==== DATASET EXCERPTS

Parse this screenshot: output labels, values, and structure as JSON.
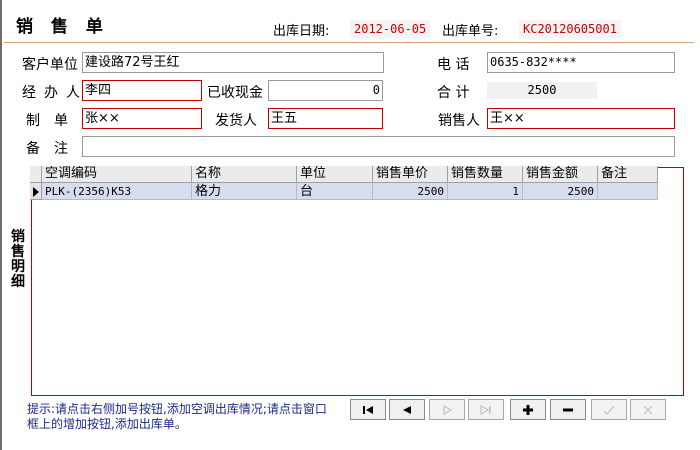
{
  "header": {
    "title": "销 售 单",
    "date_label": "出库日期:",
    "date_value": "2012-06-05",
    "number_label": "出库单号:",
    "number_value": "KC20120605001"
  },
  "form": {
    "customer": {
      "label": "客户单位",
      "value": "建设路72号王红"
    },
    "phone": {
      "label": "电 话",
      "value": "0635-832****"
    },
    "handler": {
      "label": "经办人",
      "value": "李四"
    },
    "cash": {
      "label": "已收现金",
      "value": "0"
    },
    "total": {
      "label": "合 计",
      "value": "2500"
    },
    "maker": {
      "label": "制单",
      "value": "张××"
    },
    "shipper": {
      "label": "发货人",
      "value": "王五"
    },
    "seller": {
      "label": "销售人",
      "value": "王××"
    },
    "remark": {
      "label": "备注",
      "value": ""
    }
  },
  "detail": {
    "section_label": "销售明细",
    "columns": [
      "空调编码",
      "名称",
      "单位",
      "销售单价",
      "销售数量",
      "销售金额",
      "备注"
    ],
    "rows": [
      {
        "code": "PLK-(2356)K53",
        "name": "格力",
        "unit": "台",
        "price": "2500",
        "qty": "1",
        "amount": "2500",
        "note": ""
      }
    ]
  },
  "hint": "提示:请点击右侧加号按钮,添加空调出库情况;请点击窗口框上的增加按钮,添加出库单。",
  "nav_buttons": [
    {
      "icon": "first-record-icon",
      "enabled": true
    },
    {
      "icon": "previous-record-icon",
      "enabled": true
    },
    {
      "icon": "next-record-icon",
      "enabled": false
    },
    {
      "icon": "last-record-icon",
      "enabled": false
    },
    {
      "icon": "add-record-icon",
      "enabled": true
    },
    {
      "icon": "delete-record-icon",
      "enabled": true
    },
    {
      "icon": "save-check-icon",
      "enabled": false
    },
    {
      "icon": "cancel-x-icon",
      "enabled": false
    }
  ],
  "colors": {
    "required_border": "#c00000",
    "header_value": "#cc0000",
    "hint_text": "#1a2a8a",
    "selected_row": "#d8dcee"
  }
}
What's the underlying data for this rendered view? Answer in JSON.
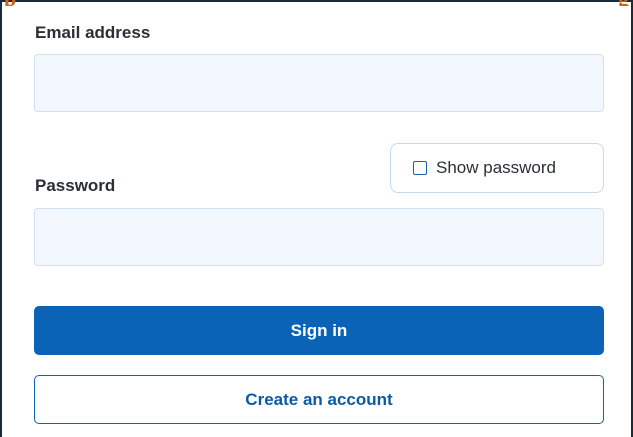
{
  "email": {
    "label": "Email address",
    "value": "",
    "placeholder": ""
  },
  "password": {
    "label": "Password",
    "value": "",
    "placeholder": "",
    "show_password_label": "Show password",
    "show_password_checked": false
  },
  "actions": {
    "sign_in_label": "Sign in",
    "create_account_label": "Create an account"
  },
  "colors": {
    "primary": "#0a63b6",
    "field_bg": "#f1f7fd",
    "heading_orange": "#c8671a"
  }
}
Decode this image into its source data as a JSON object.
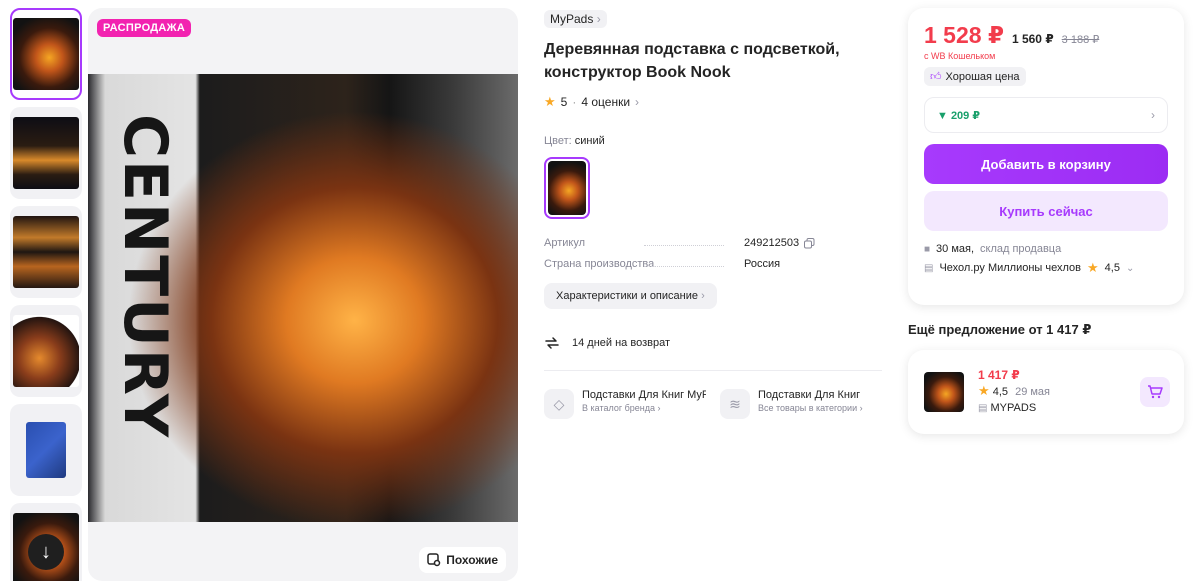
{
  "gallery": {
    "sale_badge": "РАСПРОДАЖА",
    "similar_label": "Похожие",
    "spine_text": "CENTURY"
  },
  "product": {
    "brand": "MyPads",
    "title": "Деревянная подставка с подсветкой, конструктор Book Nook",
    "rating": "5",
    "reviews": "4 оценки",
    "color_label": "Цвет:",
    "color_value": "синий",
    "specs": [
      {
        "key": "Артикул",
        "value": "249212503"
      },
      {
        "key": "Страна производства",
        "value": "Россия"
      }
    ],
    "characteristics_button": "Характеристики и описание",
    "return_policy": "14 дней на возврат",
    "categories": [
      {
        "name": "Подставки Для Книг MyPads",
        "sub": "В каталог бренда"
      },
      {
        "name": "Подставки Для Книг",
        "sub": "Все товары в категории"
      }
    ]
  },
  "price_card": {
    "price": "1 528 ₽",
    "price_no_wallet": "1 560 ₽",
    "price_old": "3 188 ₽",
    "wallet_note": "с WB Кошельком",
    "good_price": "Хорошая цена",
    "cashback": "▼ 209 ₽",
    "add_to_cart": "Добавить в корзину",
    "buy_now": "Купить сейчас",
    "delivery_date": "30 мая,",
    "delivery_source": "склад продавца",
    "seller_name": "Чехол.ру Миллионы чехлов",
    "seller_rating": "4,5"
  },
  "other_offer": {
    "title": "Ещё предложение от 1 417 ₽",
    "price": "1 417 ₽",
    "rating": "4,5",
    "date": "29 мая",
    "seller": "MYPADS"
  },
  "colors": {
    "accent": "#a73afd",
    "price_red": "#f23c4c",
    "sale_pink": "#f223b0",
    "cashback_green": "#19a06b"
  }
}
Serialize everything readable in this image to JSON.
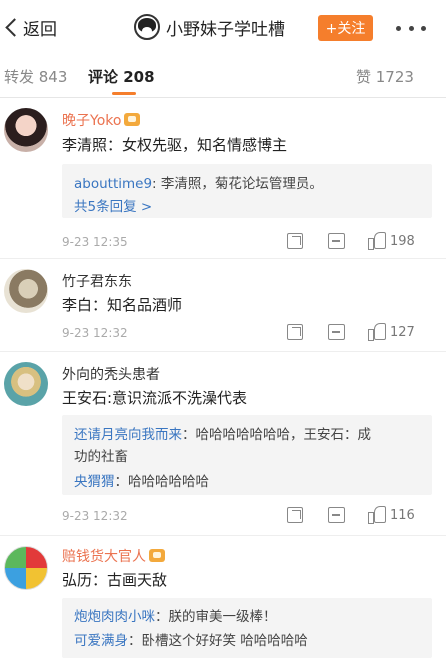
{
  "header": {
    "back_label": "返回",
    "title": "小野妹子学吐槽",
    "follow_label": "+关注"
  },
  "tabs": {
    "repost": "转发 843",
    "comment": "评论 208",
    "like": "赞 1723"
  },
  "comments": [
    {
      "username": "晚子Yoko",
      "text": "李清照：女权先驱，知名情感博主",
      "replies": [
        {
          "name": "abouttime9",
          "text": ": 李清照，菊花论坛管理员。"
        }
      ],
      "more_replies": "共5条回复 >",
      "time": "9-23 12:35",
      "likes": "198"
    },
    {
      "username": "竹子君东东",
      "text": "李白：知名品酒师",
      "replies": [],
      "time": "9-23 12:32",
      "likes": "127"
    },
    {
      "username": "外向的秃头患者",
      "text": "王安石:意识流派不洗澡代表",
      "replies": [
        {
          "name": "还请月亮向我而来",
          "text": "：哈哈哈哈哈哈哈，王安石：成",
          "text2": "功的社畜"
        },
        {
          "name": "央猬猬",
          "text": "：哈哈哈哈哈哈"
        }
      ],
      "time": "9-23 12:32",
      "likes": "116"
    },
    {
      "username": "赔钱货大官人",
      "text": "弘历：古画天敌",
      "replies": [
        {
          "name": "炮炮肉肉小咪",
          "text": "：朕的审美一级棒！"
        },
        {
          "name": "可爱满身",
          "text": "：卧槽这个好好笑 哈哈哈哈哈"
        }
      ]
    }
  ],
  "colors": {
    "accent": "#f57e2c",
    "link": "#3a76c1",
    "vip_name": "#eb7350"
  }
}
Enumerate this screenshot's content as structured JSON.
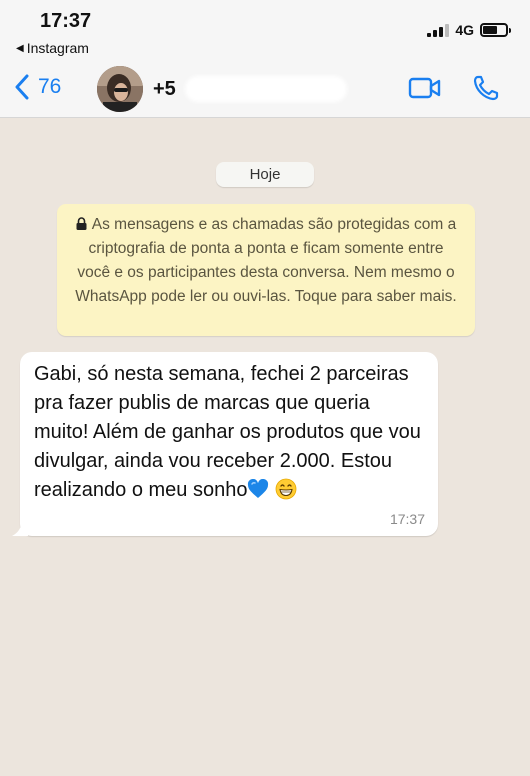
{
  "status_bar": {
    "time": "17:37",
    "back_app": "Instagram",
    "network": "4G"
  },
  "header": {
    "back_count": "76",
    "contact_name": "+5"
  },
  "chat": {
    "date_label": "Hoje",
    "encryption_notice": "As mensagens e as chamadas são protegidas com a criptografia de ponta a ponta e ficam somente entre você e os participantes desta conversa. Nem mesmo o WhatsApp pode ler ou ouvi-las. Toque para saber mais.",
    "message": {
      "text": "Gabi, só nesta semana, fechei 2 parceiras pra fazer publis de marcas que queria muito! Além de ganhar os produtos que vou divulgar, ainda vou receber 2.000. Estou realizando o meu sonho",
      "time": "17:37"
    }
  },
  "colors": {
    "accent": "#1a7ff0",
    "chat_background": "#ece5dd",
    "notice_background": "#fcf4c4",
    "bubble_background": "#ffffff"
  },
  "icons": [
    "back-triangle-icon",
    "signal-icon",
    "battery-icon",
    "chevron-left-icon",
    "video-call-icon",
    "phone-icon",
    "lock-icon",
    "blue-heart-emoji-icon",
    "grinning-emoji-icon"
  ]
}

========

• _PROBLEM DESCRIPTION_:
Return each full line of the entries that contains the word "JSON".

• _SOLVED PROBLEM_:
Parse this screenshot: output labels, values, and structure as JSON.
What's the underlying data for this rendered view? Answer in JSON.
Decode this image into its source data as a JSON object.
Serialize everything readable in this image to JSON.
Enumerate this screenshot's content as structured JSON.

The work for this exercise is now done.